__Instruction__
Report, word for word, every line of the material that contains "track".

__Dataset content__
'''
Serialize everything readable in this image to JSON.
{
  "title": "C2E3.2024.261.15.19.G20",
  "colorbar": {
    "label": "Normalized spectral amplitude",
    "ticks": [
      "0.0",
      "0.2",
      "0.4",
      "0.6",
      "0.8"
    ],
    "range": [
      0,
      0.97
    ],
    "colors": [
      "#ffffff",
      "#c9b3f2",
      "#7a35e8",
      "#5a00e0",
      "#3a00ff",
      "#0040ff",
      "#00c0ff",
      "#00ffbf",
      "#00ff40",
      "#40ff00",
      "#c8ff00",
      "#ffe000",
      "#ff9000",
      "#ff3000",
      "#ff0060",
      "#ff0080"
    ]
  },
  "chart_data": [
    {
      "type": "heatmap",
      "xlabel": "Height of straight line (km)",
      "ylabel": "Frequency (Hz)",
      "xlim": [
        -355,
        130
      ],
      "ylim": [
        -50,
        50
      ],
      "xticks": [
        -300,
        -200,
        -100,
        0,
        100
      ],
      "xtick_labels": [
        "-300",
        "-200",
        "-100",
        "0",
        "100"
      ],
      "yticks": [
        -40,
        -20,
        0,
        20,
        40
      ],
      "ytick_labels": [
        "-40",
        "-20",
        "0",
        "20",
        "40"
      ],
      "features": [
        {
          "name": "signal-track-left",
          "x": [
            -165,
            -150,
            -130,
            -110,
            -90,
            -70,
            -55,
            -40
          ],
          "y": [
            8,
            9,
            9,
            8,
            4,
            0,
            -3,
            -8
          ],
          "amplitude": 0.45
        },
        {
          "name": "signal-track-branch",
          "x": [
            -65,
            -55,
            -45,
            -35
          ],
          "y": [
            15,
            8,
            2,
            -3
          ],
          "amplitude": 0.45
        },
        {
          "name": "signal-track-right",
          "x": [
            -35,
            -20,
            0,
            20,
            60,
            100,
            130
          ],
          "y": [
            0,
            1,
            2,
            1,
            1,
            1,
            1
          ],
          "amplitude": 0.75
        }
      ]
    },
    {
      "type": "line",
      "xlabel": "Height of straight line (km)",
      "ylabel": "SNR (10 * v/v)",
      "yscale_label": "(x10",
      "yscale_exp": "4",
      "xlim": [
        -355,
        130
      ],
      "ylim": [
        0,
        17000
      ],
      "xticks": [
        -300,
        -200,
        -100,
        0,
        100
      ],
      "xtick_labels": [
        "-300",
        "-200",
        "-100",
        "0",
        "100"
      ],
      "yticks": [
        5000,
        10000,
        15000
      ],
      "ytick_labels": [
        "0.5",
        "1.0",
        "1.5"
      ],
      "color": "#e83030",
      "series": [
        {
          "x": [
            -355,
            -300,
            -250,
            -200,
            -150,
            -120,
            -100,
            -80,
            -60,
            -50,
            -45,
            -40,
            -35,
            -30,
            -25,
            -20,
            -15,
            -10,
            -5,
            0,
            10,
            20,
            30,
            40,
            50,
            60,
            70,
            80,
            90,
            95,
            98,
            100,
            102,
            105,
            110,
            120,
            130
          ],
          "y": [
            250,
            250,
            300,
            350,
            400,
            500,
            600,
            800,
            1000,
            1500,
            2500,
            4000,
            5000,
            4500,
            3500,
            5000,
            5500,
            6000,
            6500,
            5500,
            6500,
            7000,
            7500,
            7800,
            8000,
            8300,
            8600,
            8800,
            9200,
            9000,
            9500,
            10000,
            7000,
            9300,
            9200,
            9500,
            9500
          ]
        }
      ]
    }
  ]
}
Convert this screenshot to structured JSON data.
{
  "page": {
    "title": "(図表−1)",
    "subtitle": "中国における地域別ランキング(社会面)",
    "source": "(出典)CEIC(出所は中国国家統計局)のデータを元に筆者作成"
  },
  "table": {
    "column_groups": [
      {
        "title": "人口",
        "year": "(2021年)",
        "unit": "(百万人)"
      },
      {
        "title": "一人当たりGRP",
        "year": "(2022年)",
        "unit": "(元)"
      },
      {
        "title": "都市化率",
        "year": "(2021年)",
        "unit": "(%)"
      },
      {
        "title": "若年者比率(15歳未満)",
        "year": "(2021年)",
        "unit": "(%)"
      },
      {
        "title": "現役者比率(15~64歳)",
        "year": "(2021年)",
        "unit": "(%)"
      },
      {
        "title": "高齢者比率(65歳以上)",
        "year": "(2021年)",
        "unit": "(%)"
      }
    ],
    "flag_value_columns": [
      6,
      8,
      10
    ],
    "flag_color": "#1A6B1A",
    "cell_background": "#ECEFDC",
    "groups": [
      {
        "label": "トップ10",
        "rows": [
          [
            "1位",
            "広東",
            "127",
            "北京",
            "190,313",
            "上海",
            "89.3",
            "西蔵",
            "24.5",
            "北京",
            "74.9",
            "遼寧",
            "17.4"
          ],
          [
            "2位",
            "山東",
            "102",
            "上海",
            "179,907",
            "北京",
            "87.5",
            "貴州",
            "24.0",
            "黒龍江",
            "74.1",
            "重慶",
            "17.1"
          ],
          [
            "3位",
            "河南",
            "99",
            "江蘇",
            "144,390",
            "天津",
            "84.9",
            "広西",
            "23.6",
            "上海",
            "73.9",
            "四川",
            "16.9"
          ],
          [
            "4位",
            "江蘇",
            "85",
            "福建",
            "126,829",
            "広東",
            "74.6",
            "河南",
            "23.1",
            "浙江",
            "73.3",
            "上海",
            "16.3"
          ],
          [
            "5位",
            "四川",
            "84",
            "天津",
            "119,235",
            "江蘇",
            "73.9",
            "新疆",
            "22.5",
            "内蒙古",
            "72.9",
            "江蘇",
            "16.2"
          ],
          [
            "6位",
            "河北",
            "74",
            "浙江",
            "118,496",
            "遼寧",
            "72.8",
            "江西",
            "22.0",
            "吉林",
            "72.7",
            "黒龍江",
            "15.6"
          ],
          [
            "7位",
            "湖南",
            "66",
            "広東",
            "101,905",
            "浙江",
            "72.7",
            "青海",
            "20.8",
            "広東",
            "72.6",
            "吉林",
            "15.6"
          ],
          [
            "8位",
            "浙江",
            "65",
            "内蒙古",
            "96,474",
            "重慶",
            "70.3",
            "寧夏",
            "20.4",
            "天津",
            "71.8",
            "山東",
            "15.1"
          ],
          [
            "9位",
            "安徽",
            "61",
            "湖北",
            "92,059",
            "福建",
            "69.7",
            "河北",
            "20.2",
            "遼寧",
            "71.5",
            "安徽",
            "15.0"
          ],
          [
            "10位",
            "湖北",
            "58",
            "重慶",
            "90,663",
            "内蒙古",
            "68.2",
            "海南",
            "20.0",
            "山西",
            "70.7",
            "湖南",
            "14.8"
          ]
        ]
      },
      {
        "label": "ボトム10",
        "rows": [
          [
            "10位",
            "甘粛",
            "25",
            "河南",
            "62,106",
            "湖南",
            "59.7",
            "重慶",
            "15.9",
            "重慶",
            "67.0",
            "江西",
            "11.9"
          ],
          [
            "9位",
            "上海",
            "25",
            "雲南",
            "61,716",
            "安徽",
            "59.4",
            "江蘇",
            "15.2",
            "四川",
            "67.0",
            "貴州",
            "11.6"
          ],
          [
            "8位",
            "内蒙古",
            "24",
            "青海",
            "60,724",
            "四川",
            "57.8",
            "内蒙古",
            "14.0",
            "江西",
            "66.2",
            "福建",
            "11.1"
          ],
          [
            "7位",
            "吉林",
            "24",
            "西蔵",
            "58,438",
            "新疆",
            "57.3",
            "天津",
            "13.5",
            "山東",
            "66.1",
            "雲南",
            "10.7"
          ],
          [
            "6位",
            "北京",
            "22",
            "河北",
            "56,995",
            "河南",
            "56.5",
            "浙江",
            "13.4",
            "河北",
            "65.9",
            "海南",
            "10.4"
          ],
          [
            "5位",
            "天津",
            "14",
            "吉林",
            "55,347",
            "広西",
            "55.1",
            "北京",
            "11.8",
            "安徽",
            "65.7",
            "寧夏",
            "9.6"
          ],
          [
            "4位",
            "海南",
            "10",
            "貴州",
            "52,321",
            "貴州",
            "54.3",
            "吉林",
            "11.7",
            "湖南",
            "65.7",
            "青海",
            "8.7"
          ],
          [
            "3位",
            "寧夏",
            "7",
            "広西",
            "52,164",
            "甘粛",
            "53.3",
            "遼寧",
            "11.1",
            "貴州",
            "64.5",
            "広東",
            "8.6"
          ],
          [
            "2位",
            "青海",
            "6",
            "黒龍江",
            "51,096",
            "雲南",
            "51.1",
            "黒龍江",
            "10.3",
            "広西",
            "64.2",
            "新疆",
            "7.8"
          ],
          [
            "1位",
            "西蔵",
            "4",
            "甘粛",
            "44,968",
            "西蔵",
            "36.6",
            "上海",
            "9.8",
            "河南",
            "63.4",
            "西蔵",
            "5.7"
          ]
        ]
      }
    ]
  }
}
'''
__Solved exercise__
          "name": "signal-track-left",
          "name": "signal-track-branch",
          "name": "signal-track-right",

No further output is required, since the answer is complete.